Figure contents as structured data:
— start —
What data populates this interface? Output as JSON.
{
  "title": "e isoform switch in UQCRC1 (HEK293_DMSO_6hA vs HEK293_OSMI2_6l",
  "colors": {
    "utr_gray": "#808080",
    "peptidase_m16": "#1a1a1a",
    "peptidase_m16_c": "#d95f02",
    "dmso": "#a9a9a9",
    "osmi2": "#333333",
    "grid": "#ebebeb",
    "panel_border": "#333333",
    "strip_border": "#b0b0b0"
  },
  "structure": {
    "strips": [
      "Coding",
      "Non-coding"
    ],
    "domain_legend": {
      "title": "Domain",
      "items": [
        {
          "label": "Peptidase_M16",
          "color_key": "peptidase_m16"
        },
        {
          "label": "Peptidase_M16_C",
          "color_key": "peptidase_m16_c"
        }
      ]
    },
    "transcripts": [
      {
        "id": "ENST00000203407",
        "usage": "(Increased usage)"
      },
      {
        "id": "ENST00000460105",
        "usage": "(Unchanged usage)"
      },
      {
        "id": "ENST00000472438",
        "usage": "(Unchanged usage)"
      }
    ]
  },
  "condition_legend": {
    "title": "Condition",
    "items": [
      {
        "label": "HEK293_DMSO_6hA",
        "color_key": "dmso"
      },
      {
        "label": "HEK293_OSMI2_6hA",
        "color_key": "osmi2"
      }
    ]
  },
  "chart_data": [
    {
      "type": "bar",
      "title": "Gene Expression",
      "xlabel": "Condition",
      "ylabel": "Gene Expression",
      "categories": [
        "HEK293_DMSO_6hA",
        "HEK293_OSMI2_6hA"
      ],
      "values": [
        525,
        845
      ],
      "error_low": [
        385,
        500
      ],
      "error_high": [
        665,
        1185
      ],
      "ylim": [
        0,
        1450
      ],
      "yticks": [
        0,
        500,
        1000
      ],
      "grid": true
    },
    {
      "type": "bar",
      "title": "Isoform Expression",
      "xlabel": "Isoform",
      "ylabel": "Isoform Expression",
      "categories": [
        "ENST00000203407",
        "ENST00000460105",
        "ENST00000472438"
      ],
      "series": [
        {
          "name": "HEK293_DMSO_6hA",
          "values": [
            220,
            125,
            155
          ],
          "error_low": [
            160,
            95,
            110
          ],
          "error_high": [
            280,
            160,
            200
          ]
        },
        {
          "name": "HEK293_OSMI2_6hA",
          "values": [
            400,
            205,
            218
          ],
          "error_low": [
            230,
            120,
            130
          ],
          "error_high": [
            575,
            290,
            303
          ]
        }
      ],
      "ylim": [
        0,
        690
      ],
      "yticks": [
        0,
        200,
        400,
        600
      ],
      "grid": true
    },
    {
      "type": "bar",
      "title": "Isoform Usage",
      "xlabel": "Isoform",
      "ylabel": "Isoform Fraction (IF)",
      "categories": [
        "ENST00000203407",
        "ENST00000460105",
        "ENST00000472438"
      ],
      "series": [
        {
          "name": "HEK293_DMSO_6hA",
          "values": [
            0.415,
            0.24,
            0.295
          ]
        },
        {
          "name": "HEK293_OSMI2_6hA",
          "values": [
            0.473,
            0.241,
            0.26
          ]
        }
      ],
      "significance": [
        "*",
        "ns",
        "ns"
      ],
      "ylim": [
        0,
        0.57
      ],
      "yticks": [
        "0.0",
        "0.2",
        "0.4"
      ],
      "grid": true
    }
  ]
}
— end —
Repeat the records above exactly.

What data populates this interface? Output as JSON.
{
  "title": "e isoform switch in UQCRC1 (HEK293_DMSO_6hA vs HEK293_OSMI2_6l",
  "colors": {
    "utr_gray": "#808080",
    "peptidase_m16": "#1a1a1a",
    "peptidase_m16_c": "#d95f02",
    "dmso": "#a9a9a9",
    "osmi2": "#333333",
    "grid": "#ebebeb",
    "panel_border": "#333333",
    "strip_border": "#b0b0b0"
  },
  "structure": {
    "strips": [
      "Coding",
      "Non-coding"
    ],
    "domain_legend": {
      "title": "Domain",
      "items": [
        {
          "label": "Peptidase_M16",
          "color_key": "peptidase_m16"
        },
        {
          "label": "Peptidase_M16_C",
          "color_key": "peptidase_m16_c"
        }
      ]
    },
    "transcripts": [
      {
        "id": "ENST00000203407",
        "usage": "(Increased usage)"
      },
      {
        "id": "ENST00000460105",
        "usage": "(Unchanged usage)"
      },
      {
        "id": "ENST00000472438",
        "usage": "(Unchanged usage)"
      }
    ]
  },
  "condition_legend": {
    "title": "Condition",
    "items": [
      {
        "label": "HEK293_DMSO_6hA",
        "color_key": "dmso"
      },
      {
        "label": "HEK293_OSMI2_6hA",
        "color_key": "osmi2"
      }
    ]
  },
  "chart_data": [
    {
      "type": "bar",
      "title": "Gene Expression",
      "xlabel": "Condition",
      "ylabel": "Gene Expression",
      "categories": [
        "HEK293_DMSO_6hA",
        "HEK293_OSMI2_6hA"
      ],
      "values": [
        525,
        845
      ],
      "error_low": [
        385,
        500
      ],
      "error_high": [
        665,
        1185
      ],
      "ylim": [
        0,
        1450
      ],
      "yticks": [
        0,
        500,
        1000
      ],
      "grid": true
    },
    {
      "type": "bar",
      "title": "Isoform Expression",
      "xlabel": "Isoform",
      "ylabel": "Isoform Expression",
      "categories": [
        "ENST00000203407",
        "ENST00000460105",
        "ENST00000472438"
      ],
      "series": [
        {
          "name": "HEK293_DMSO_6hA",
          "values": [
            220,
            125,
            155
          ],
          "error_low": [
            160,
            95,
            110
          ],
          "error_high": [
            280,
            160,
            200
          ]
        },
        {
          "name": "HEK293_OSMI2_6hA",
          "values": [
            400,
            205,
            218
          ],
          "error_low": [
            230,
            120,
            130
          ],
          "error_high": [
            575,
            290,
            303
          ]
        }
      ],
      "ylim": [
        0,
        690
      ],
      "yticks": [
        0,
        200,
        400,
        600
      ],
      "grid": true
    },
    {
      "type": "bar",
      "title": "Isoform Usage",
      "xlabel": "Isoform",
      "ylabel": "Isoform Fraction (IF)",
      "categories": [
        "ENST00000203407",
        "ENST00000460105",
        "ENST00000472438"
      ],
      "series": [
        {
          "name": "HEK293_DMSO_6hA",
          "values": [
            0.415,
            0.24,
            0.295
          ]
        },
        {
          "name": "HEK293_OSMI2_6hA",
          "values": [
            0.473,
            0.241,
            0.26
          ]
        }
      ],
      "significance": [
        "*",
        "ns",
        "ns"
      ],
      "ylim": [
        0,
        0.57
      ],
      "yticks": [
        "0.0",
        "0.2",
        "0.4"
      ],
      "grid": true
    }
  ]
}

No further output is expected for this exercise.